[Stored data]
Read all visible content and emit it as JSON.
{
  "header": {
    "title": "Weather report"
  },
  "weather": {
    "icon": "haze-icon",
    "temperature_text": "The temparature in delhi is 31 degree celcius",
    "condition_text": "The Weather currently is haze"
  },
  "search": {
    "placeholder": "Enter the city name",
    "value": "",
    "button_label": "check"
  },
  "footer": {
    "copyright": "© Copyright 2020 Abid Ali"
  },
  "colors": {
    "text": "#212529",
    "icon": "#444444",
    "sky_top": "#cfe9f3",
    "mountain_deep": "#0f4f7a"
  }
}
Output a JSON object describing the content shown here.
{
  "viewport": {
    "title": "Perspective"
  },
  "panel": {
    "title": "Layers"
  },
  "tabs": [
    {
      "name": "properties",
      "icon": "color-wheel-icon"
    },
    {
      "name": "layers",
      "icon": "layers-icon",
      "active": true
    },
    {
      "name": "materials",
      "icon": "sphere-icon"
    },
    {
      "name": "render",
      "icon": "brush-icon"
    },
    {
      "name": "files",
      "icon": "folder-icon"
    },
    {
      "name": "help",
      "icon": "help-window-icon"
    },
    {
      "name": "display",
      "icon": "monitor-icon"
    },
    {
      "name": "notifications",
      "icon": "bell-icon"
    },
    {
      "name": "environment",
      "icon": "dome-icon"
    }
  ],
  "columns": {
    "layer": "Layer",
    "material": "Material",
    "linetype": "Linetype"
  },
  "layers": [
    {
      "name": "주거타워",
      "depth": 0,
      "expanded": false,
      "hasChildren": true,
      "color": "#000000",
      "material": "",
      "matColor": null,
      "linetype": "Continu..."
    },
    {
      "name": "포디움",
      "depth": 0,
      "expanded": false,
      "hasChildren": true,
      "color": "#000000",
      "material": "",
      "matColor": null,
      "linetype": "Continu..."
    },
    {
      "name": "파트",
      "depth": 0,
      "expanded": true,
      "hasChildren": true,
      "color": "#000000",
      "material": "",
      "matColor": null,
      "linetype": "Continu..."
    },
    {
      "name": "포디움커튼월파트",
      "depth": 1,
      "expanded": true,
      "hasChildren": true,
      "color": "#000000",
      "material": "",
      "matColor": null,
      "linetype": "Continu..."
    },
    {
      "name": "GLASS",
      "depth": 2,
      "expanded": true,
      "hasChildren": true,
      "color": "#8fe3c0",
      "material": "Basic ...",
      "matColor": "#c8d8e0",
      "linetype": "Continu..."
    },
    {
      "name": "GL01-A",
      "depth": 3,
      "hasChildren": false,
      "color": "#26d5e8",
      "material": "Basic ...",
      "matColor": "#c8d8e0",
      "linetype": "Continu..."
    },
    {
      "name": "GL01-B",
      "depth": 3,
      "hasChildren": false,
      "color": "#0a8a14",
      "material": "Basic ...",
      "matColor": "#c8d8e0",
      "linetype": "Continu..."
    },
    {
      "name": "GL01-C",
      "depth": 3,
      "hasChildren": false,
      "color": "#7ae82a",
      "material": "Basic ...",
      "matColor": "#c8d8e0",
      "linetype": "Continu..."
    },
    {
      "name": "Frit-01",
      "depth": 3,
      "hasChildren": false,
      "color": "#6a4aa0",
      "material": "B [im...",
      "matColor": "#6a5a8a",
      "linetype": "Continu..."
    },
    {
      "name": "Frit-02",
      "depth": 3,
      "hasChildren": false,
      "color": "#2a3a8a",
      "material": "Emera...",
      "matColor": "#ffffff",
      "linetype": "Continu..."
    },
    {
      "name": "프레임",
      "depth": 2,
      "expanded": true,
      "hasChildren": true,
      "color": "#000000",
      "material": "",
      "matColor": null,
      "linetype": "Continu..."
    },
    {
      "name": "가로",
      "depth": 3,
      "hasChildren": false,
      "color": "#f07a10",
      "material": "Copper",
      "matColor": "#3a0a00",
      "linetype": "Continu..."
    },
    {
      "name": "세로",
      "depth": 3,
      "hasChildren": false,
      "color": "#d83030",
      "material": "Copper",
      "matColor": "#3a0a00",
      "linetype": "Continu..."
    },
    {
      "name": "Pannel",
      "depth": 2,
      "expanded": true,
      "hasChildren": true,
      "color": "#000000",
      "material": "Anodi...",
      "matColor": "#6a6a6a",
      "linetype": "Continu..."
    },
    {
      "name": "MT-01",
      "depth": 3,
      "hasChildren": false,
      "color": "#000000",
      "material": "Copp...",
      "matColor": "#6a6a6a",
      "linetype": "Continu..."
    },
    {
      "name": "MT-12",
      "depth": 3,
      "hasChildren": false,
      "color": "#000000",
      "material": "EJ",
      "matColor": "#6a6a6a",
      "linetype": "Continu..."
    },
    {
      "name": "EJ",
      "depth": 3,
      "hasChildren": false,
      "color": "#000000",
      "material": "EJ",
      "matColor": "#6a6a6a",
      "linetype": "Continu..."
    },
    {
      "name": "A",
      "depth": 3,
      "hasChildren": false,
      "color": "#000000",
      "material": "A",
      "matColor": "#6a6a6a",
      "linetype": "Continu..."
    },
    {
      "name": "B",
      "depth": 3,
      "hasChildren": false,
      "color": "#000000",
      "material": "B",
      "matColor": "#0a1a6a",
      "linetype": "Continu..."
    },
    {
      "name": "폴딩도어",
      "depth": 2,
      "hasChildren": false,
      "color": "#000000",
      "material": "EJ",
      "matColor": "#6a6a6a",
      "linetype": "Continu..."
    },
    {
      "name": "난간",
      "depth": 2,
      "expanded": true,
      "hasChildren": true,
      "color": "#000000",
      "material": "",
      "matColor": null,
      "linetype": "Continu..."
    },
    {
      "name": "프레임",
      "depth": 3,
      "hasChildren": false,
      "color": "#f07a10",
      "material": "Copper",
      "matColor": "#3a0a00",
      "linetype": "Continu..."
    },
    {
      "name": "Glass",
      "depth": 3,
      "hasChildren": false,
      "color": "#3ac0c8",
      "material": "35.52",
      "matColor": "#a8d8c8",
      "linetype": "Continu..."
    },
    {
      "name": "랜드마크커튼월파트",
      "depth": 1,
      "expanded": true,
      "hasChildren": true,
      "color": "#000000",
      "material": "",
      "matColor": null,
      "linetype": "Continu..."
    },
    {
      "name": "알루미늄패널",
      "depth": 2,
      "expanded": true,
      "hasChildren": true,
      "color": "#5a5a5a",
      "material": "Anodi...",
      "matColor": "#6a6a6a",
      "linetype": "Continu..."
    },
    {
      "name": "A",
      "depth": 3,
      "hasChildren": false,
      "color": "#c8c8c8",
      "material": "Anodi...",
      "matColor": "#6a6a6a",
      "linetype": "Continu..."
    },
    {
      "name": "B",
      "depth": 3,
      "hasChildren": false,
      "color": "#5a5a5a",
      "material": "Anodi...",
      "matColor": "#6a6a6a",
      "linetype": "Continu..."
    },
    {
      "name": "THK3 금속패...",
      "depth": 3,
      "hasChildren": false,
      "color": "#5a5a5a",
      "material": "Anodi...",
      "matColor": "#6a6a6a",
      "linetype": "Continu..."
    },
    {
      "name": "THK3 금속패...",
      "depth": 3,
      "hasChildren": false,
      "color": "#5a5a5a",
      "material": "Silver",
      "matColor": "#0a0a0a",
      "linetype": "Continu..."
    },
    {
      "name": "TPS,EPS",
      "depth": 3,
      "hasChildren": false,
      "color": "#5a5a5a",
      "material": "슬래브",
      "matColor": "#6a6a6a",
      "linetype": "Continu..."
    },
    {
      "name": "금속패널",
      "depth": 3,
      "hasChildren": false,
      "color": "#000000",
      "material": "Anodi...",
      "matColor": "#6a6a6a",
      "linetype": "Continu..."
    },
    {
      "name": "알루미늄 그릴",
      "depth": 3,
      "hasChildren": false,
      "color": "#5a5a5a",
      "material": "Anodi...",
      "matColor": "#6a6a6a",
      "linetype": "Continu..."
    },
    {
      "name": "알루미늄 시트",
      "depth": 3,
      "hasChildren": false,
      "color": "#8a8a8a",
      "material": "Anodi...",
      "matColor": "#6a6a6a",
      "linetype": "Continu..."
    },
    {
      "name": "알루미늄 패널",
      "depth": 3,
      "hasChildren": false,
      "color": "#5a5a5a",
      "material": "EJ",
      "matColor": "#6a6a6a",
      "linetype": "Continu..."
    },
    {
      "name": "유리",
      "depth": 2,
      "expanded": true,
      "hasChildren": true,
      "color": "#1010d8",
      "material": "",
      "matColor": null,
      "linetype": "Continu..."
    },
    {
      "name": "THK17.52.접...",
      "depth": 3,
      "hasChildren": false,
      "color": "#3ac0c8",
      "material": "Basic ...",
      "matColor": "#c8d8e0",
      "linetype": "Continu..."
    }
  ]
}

■ What needs to be done
Which lines in the records above contain the string "icon"? Copy each one.

■ Exercise answer
    "icon": "haze-icon",
    "icon": "#444444",
      "icon": "color-wheel-icon"
      "icon": "layers-icon",
      "icon": "sphere-icon"
      "icon": "brush-icon"
      "icon": "folder-icon"
      "icon": "help-window-icon"
      "icon": "monitor-icon"
      "icon": "bell-icon"
      "icon": "dome-icon"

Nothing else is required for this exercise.